— start —

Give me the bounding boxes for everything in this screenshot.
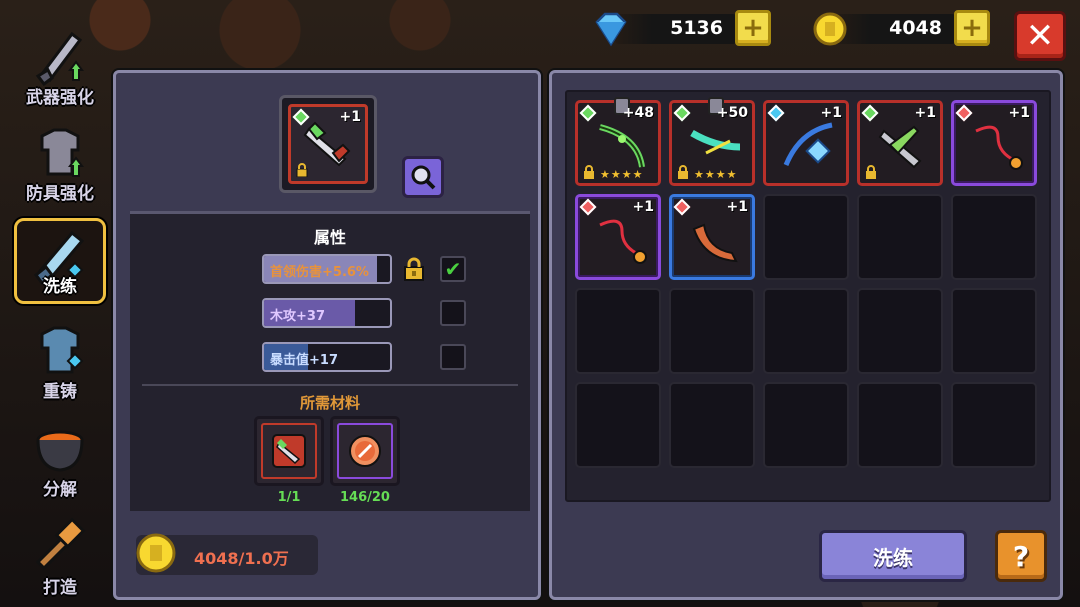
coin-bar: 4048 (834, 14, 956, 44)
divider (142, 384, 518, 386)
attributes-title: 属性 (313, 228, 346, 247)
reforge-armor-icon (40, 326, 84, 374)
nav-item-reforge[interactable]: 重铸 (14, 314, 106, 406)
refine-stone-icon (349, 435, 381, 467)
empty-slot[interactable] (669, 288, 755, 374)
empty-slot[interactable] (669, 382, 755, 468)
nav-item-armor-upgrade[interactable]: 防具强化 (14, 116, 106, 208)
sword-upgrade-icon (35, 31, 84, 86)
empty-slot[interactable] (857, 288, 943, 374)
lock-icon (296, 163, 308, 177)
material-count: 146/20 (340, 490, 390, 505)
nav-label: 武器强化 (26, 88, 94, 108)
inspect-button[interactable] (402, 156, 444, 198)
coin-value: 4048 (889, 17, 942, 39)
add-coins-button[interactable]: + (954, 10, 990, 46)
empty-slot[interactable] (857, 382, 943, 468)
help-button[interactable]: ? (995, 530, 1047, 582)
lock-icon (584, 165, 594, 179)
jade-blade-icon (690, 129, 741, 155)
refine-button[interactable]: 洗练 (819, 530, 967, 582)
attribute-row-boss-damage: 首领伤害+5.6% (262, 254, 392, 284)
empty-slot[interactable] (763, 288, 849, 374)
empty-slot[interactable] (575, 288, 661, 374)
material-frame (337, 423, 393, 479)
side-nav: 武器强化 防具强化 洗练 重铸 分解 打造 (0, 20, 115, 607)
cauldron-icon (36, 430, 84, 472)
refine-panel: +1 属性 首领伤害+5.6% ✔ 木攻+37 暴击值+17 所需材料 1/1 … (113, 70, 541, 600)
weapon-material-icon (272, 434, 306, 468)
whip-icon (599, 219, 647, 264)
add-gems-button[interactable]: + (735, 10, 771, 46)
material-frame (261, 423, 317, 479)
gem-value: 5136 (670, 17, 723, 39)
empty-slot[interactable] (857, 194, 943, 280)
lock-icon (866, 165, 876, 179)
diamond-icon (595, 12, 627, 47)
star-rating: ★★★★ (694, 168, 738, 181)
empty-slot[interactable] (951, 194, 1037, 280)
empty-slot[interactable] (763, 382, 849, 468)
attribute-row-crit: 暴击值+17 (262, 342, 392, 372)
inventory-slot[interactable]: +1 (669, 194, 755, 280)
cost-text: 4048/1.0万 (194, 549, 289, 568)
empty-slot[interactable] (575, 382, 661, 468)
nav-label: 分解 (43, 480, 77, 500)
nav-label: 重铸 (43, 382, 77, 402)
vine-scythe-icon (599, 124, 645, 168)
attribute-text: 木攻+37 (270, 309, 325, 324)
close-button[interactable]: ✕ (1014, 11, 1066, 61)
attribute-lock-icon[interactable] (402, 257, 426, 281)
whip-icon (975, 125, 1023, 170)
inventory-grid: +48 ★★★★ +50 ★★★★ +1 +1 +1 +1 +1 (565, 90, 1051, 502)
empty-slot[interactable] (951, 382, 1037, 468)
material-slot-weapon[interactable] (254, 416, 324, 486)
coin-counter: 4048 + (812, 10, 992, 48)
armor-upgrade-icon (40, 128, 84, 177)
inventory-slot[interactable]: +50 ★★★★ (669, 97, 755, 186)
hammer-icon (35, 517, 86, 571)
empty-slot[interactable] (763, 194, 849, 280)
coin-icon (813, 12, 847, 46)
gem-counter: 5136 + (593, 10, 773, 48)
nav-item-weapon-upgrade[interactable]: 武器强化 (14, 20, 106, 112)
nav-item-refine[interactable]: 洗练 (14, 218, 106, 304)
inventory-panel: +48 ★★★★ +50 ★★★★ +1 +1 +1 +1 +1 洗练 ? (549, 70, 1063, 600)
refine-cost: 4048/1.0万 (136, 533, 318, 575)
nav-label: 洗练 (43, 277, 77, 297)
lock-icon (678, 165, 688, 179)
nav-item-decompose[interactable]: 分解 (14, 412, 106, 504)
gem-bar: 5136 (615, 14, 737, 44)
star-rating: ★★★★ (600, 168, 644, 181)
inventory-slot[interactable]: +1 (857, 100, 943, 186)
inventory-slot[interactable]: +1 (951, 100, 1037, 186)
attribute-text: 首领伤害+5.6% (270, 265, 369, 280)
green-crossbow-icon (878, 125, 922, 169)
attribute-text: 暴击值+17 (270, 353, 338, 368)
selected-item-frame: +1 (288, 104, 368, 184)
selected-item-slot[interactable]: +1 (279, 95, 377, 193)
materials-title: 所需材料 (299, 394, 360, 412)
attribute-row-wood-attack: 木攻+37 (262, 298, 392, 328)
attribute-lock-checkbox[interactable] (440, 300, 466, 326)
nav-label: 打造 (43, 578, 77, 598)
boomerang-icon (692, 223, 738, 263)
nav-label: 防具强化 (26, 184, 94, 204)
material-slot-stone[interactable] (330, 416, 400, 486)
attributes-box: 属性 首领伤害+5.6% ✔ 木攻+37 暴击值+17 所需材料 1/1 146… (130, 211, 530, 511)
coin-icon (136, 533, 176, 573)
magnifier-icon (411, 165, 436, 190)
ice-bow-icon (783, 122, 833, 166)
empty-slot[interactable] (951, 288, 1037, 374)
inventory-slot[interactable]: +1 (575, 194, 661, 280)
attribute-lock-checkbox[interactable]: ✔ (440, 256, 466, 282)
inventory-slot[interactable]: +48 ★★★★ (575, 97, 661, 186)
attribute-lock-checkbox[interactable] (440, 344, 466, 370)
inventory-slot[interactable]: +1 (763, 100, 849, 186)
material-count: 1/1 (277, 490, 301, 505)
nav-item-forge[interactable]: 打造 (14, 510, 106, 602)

— end —
— start —

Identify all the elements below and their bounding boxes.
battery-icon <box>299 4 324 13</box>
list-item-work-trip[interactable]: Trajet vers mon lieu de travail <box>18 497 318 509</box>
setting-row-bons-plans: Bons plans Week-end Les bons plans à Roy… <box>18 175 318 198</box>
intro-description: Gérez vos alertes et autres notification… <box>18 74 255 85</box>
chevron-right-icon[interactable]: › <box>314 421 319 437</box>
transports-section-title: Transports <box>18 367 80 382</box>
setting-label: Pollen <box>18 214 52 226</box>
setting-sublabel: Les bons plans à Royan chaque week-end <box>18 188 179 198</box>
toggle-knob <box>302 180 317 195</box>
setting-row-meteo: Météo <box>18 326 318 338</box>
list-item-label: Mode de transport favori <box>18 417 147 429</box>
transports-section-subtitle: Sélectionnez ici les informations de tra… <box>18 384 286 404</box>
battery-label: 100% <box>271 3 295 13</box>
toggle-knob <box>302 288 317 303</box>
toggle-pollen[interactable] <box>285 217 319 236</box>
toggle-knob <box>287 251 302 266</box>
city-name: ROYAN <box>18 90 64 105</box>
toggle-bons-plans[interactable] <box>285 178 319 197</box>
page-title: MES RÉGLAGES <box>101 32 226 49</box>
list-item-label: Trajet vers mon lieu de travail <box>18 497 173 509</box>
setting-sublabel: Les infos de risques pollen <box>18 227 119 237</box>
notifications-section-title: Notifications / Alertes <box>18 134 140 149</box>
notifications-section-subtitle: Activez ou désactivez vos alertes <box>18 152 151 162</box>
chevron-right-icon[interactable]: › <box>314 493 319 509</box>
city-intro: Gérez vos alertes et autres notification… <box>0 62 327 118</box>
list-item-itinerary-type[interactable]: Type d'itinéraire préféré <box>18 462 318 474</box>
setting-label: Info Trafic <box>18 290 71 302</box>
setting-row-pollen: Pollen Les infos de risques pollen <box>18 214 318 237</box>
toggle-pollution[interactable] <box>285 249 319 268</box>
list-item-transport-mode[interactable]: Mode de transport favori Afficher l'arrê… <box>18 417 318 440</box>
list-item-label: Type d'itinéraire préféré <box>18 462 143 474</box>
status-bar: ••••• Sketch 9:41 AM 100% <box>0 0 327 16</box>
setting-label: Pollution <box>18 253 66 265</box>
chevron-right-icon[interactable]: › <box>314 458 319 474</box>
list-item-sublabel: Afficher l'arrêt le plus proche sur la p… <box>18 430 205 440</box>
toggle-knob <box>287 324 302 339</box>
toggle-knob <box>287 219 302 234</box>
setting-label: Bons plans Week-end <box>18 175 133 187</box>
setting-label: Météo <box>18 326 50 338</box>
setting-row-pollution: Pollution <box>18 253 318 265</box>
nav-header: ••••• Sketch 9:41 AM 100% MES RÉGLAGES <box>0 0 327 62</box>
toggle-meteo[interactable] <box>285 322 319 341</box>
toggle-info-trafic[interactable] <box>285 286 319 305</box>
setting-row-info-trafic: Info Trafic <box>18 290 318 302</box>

— end —
— start —

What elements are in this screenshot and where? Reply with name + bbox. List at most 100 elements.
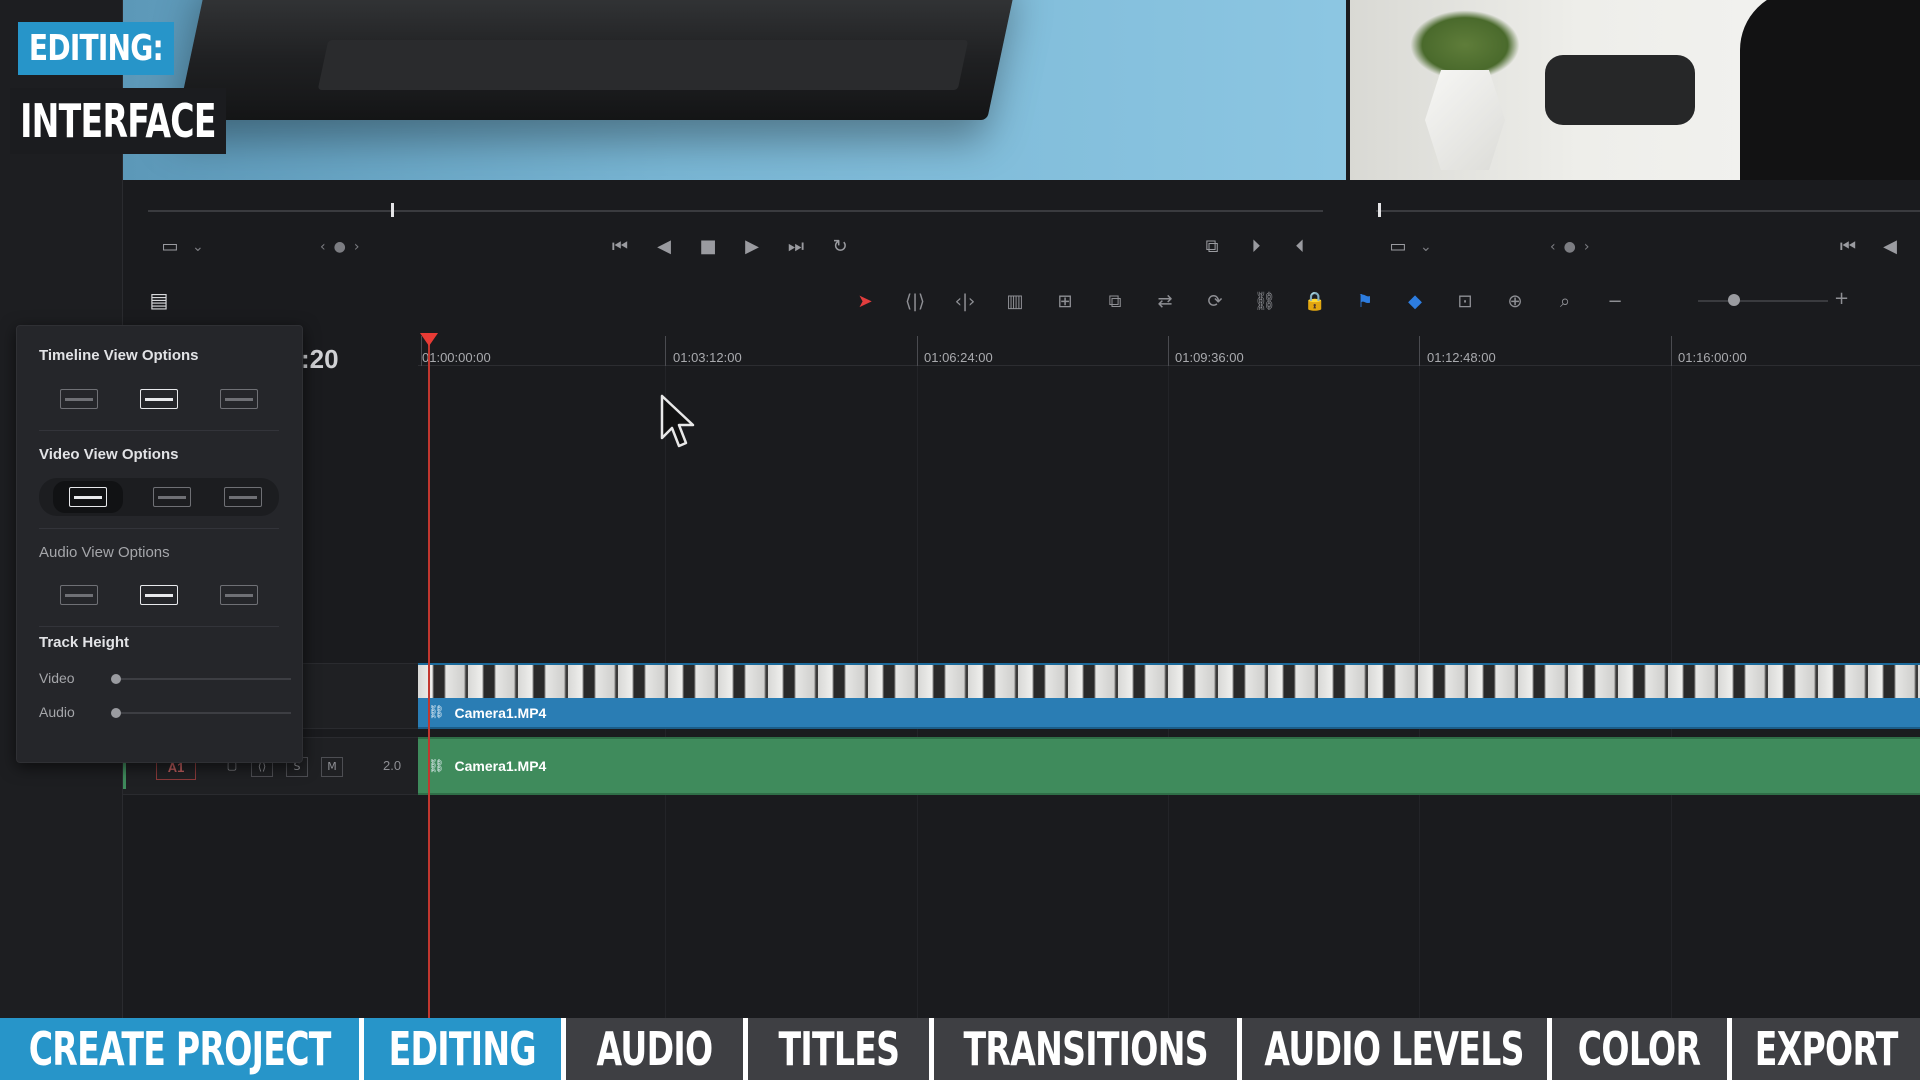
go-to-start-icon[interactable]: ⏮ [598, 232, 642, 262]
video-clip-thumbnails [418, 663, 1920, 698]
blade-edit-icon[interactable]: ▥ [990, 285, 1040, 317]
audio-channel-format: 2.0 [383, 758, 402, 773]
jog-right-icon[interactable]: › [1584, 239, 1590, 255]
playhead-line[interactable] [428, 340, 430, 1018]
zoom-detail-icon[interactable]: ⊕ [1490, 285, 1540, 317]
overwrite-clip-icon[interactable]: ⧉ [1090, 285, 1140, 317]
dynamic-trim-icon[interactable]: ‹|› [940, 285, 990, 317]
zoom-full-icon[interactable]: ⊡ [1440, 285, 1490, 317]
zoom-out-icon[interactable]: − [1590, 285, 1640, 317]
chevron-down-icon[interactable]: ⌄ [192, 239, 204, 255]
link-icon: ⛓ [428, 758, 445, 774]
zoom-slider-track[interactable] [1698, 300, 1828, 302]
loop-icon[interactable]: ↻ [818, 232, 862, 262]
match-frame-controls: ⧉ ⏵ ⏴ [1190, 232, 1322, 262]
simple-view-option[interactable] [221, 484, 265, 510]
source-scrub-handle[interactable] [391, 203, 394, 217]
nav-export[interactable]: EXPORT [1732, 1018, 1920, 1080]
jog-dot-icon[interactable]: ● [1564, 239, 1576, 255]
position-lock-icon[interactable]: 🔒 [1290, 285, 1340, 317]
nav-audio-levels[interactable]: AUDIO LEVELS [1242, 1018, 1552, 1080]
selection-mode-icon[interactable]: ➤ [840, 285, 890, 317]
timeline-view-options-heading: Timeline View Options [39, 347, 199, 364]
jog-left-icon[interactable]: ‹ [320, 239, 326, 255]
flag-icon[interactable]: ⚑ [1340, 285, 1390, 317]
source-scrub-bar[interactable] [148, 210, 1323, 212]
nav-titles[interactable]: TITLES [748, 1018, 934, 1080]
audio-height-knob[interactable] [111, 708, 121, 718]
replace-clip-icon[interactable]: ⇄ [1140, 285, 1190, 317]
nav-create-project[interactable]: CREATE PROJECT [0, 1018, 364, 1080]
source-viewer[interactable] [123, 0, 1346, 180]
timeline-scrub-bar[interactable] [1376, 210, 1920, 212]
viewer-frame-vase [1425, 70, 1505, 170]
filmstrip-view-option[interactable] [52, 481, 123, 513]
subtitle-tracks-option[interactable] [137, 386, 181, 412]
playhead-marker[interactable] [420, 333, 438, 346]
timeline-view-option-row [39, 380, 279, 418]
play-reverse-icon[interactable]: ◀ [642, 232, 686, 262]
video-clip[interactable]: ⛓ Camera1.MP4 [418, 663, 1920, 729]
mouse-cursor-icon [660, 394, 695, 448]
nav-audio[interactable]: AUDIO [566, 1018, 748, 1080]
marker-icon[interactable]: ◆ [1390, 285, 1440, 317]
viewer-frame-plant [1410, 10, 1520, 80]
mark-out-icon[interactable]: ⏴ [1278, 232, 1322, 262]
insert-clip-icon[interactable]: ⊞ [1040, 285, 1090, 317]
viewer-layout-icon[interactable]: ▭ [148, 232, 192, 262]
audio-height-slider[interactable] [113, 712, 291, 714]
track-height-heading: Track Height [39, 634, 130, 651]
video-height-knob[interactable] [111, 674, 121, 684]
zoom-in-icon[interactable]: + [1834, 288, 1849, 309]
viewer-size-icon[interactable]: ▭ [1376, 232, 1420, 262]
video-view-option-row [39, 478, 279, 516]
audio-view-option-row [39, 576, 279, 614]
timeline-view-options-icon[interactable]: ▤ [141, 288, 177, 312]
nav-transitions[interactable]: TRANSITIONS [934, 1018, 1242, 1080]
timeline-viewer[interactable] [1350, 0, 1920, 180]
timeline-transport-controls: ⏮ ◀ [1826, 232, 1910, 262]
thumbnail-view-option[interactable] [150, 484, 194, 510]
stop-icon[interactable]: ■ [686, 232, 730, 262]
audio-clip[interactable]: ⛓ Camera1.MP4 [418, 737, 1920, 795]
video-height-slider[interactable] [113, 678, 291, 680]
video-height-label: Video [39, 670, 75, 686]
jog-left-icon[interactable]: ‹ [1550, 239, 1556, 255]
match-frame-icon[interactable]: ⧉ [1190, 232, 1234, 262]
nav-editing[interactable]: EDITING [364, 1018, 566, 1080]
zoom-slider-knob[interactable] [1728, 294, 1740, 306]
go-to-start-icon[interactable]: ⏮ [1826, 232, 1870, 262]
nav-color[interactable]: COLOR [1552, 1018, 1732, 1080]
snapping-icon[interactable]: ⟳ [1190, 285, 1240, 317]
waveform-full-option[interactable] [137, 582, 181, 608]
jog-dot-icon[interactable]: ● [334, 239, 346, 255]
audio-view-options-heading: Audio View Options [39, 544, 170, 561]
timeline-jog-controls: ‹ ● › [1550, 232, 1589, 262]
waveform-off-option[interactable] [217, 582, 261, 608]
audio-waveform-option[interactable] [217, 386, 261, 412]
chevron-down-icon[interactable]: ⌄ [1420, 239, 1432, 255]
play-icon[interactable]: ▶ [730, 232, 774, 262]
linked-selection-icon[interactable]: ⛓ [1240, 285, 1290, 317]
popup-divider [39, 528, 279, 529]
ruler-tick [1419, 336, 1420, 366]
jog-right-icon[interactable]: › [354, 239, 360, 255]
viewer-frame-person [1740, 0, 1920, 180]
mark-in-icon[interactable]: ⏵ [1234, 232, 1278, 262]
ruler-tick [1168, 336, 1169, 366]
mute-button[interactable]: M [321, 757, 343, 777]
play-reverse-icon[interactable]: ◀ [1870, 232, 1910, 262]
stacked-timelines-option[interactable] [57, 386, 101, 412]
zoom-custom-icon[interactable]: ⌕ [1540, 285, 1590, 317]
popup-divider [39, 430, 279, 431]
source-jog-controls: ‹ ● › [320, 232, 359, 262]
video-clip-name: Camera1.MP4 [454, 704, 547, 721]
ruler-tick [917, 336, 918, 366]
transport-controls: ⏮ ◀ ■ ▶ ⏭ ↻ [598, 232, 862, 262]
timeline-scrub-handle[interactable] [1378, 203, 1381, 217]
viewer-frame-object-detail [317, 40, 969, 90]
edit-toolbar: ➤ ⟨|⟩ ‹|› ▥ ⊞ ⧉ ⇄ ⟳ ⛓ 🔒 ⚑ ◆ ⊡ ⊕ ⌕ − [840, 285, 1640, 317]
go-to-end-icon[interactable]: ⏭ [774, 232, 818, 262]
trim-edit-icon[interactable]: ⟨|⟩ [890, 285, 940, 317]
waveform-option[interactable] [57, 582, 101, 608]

— end —

DO THIS.
Return the rows beginning with the line that contains "coin-bar: 4048 (834, 14, 956, 44)" and ending with the line that contains "nav-item-armor-upgrade[interactable]: 防具强化 (14, 116, 106, 208)", keeping both of those lines and copying every line without any change.

SOLUTION BELOW.
coin-bar: 4048 (834, 14, 956, 44)
divider (142, 384, 518, 386)
attributes-title: 属性 (313, 228, 346, 247)
reforge-armor-icon (40, 326, 84, 374)
nav-item-reforge[interactable]: 重铸 (14, 314, 106, 406)
refine-stone-icon (349, 435, 381, 467)
empty-slot[interactable] (669, 288, 755, 374)
empty-slot[interactable] (669, 382, 755, 468)
nav-item-armor-upgrade[interactable]: 防具强化 (14, 116, 106, 208)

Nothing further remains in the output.